EXERCISE PROMPT
Copy each line that contains the string "Sunburst".

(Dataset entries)
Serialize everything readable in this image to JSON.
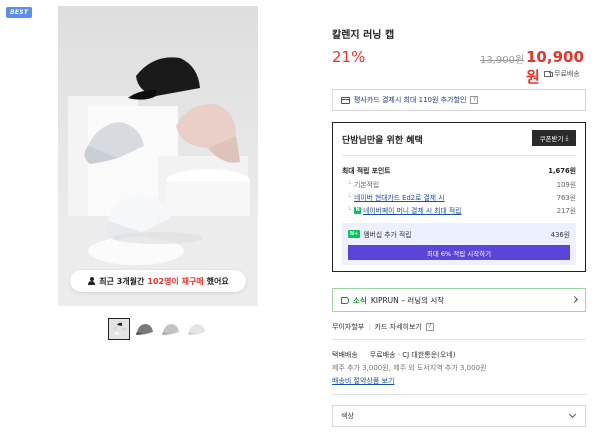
{
  "badge": "BEST",
  "gallery": {
    "repurchase_prefix": "최근 3개월간",
    "repurchase_highlight": "102명이 재구매",
    "repurchase_suffix": "했어요",
    "thumbnail_count": 4
  },
  "product": {
    "title": "칼렌지 러닝 캡",
    "discount_rate": "21%",
    "original_price": "13,900원",
    "sale_price": "10,900원",
    "shipping_badge": "무료배송"
  },
  "card_promo": {
    "text": "평사카드 결제시 최대 110원 추가할인",
    "help": "?"
  },
  "benefits": {
    "heading": "단밤님만을 위한 혜택",
    "coupon_button": "쿠폰받기",
    "max_points_label": "최대 적립 포인트",
    "max_points_value": "1,676원",
    "rows": [
      {
        "label": "기본적립",
        "value": "109원"
      },
      {
        "label": "네이버 현대카드 Ed2로 결제 시",
        "value": "763원"
      },
      {
        "label": "네이버페이 머니 결제 시 최대 적립",
        "value": "217원"
      }
    ],
    "membership_label": "멤버십 추가 적립",
    "membership_badge": "N+",
    "membership_value": "436원",
    "membership_button": "최대 6% 적립 시작하기"
  },
  "promo": {
    "brand_label": "소식",
    "text": "KIPRUN – 러닝의 시작"
  },
  "payment": {
    "installment": "무이자할부",
    "card_info": "카드 자세히보기",
    "help": "?"
  },
  "delivery": {
    "label": "택배배송",
    "detail": "무료배송 · CJ 대한통운(오네)",
    "extra": "제주 추가 3,000원, 제주 외 도서지역 추가 3,000원",
    "link": "배송비 절약상품 보기"
  },
  "option": {
    "placeholder": "색상"
  },
  "colors": {
    "accent_red": "#e5342b",
    "purple": "#5a45d8",
    "naver_green": "#03c75a"
  }
}
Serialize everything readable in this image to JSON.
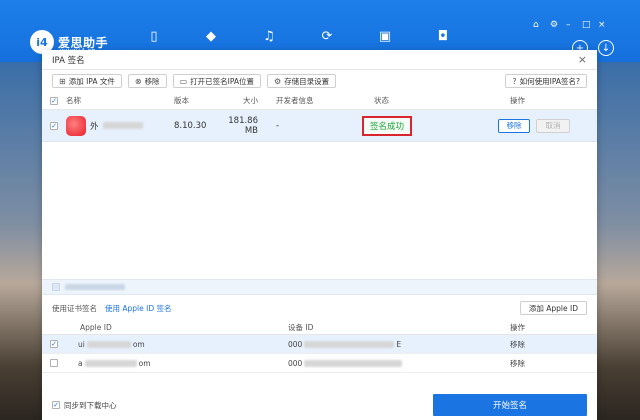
{
  "app": {
    "logo_mark": "i4",
    "logo_text": "爱思助手",
    "logo_url": "www.i4.cn"
  },
  "dialog": {
    "title": "IPA 签名",
    "close_symbol": "×"
  },
  "toolbar": {
    "add_ipa": "添加 IPA 文件",
    "remove": "移除",
    "open_folder": "打开已签名IPA位置",
    "save_dir": "存储目录设置",
    "help": "如何使用IPA签名?"
  },
  "table": {
    "headers": {
      "name": "名称",
      "version": "版本",
      "size": "大小",
      "developer": "开发者信息",
      "status": "状态",
      "action": "操作"
    },
    "rows": [
      {
        "name_prefix": "外",
        "version": "8.10.30",
        "size": "181.86 MB",
        "developer": "-",
        "status": "签名成功",
        "remove": "移除",
        "cancel": "取消"
      }
    ]
  },
  "sign": {
    "tab_cert": "使用证书签名",
    "tab_apple": "使用 Apple ID 签名",
    "add_apple_id": "添加 Apple ID",
    "headers": {
      "apple_id": "Apple ID",
      "device_id": "设备 ID",
      "action": "操作"
    },
    "rows": [
      {
        "id_prefix": "ui",
        "id_suffix": "om",
        "device_prefix": "000",
        "device_suffix": "E",
        "action": "移除",
        "checked": "✓"
      },
      {
        "id_prefix": "a",
        "id_suffix": "om",
        "device_prefix": "000",
        "device_suffix": "",
        "action": "移除",
        "checked": ""
      }
    ]
  },
  "footer": {
    "sync": "同步到下载中心",
    "start": "开始签名"
  },
  "colors": {
    "accent": "#1a74e2",
    "success": "#1ea63a",
    "highlight_border": "#d9262e"
  }
}
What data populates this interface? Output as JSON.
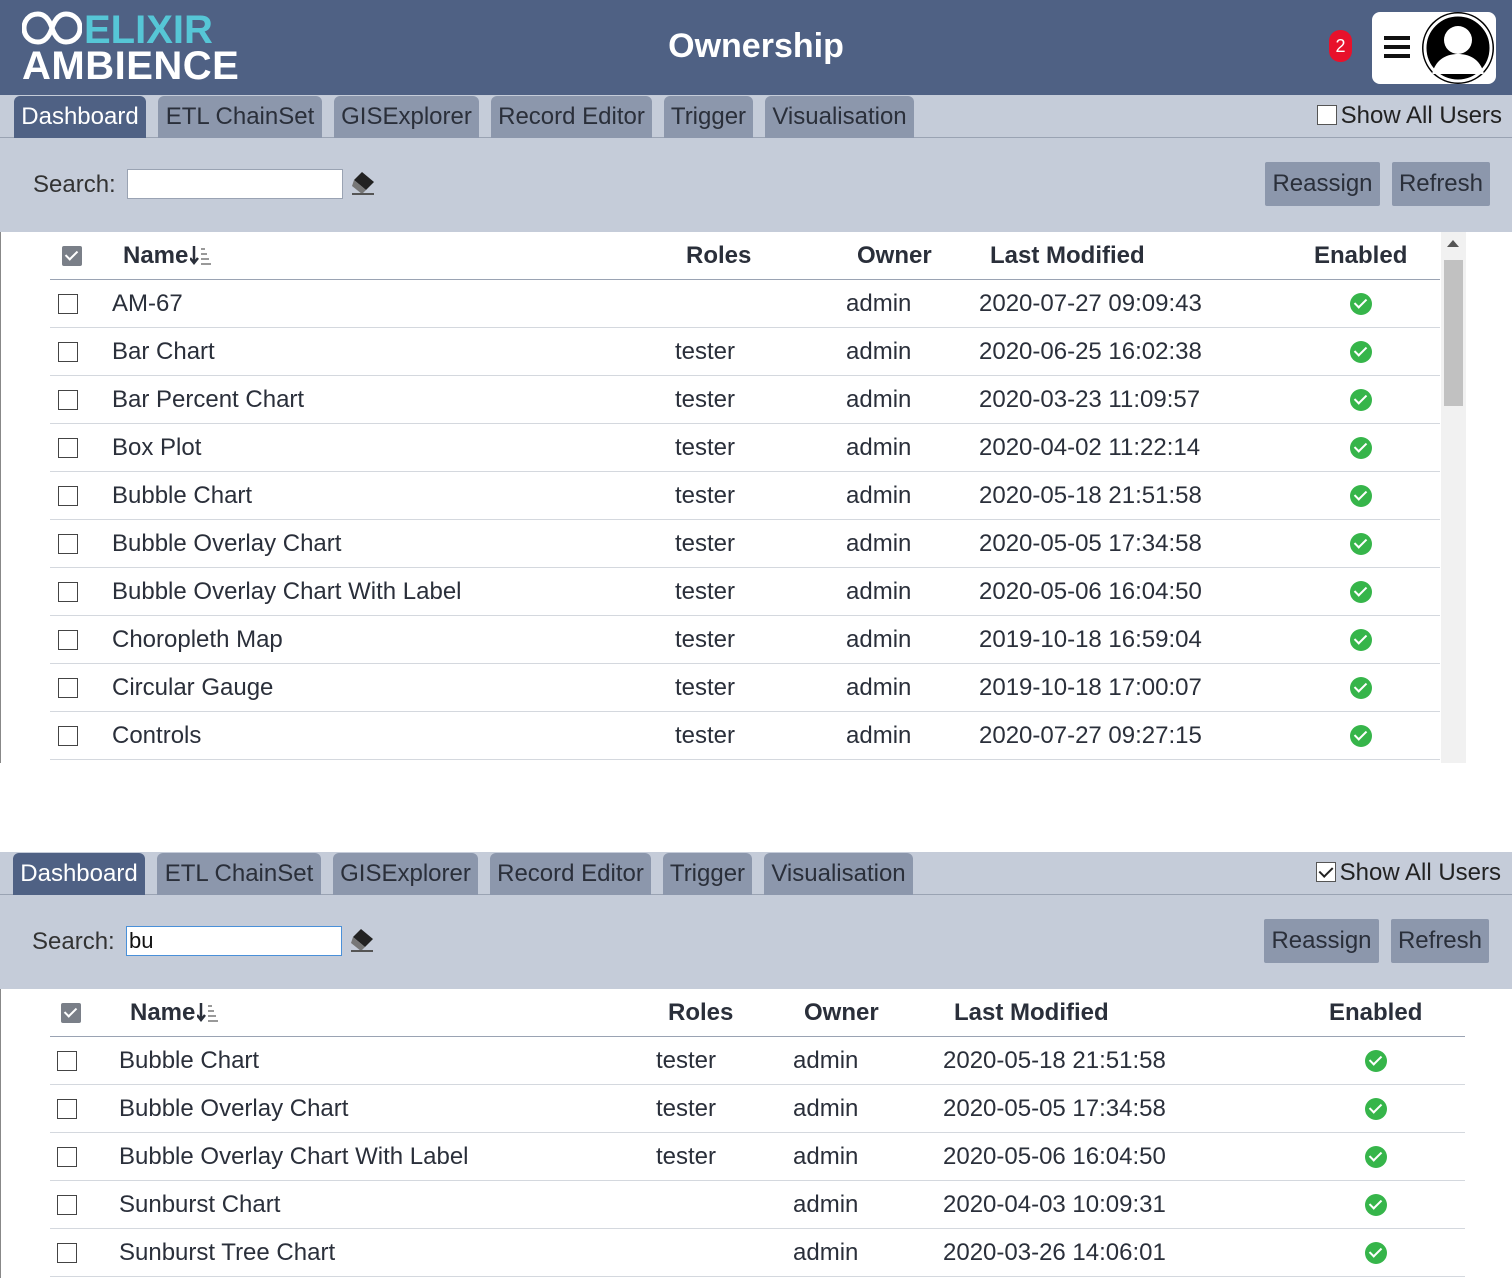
{
  "header": {
    "logo_top": "ELIXIR",
    "logo_bottom": "AMBIENCE",
    "title": "Ownership",
    "notification_count": "2"
  },
  "panel1": {
    "tabs": [
      {
        "label": "Dashboard",
        "active": true
      },
      {
        "label": "ETL ChainSet",
        "active": false
      },
      {
        "label": "GISExplorer",
        "active": false
      },
      {
        "label": "Record Editor",
        "active": false
      },
      {
        "label": "Trigger",
        "active": false
      },
      {
        "label": "Visualisation",
        "active": false
      }
    ],
    "show_all_users": {
      "label": "Show All Users",
      "checked": false
    },
    "search": {
      "label": "Search:",
      "value": ""
    },
    "buttons": {
      "reassign": "Reassign",
      "refresh": "Refresh"
    },
    "columns": {
      "name": "Name",
      "roles": "Roles",
      "owner": "Owner",
      "last_modified": "Last Modified",
      "enabled": "Enabled"
    },
    "rows": [
      {
        "name": "AM-67",
        "roles": "",
        "owner": "admin",
        "modified": "2020-07-27 09:09:43",
        "enabled": true
      },
      {
        "name": "Bar Chart",
        "roles": "tester",
        "owner": "admin",
        "modified": "2020-06-25 16:02:38",
        "enabled": true
      },
      {
        "name": "Bar Percent Chart",
        "roles": "tester",
        "owner": "admin",
        "modified": "2020-03-23 11:09:57",
        "enabled": true
      },
      {
        "name": "Box Plot",
        "roles": "tester",
        "owner": "admin",
        "modified": "2020-04-02 11:22:14",
        "enabled": true
      },
      {
        "name": "Bubble Chart",
        "roles": "tester",
        "owner": "admin",
        "modified": "2020-05-18 21:51:58",
        "enabled": true
      },
      {
        "name": "Bubble Overlay Chart",
        "roles": "tester",
        "owner": "admin",
        "modified": "2020-05-05 17:34:58",
        "enabled": true
      },
      {
        "name": "Bubble Overlay Chart With Label",
        "roles": "tester",
        "owner": "admin",
        "modified": "2020-05-06 16:04:50",
        "enabled": true
      },
      {
        "name": "Choropleth Map",
        "roles": "tester",
        "owner": "admin",
        "modified": "2019-10-18 16:59:04",
        "enabled": true
      },
      {
        "name": "Circular Gauge",
        "roles": "tester",
        "owner": "admin",
        "modified": "2019-10-18 17:00:07",
        "enabled": true
      },
      {
        "name": "Controls",
        "roles": "tester",
        "owner": "admin",
        "modified": "2020-07-27 09:27:15",
        "enabled": true
      }
    ]
  },
  "panel2": {
    "tabs": [
      {
        "label": "Dashboard",
        "active": true
      },
      {
        "label": "ETL ChainSet",
        "active": false
      },
      {
        "label": "GISExplorer",
        "active": false
      },
      {
        "label": "Record Editor",
        "active": false
      },
      {
        "label": "Trigger",
        "active": false
      },
      {
        "label": "Visualisation",
        "active": false
      }
    ],
    "show_all_users": {
      "label": "Show All Users",
      "checked": true
    },
    "search": {
      "label": "Search:",
      "value": "bu"
    },
    "buttons": {
      "reassign": "Reassign",
      "refresh": "Refresh"
    },
    "columns": {
      "name": "Name",
      "roles": "Roles",
      "owner": "Owner",
      "last_modified": "Last Modified",
      "enabled": "Enabled"
    },
    "rows": [
      {
        "name": "Bubble Chart",
        "roles": "tester",
        "owner": "admin",
        "modified": "2020-05-18 21:51:58",
        "enabled": true
      },
      {
        "name": "Bubble Overlay Chart",
        "roles": "tester",
        "owner": "admin",
        "modified": "2020-05-05 17:34:58",
        "enabled": true
      },
      {
        "name": "Bubble Overlay Chart With Label",
        "roles": "tester",
        "owner": "admin",
        "modified": "2020-05-06 16:04:50",
        "enabled": true
      },
      {
        "name": "Sunburst Chart",
        "roles": "",
        "owner": "admin",
        "modified": "2020-04-03 10:09:31",
        "enabled": true
      },
      {
        "name": "Sunburst Tree Chart",
        "roles": "",
        "owner": "admin",
        "modified": "2020-03-26 14:06:01",
        "enabled": true
      }
    ]
  }
}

RESULT FOR THIS EXERCISE
        "name": "Sunburst Chart",
        "name": "Sunburst Tree Chart",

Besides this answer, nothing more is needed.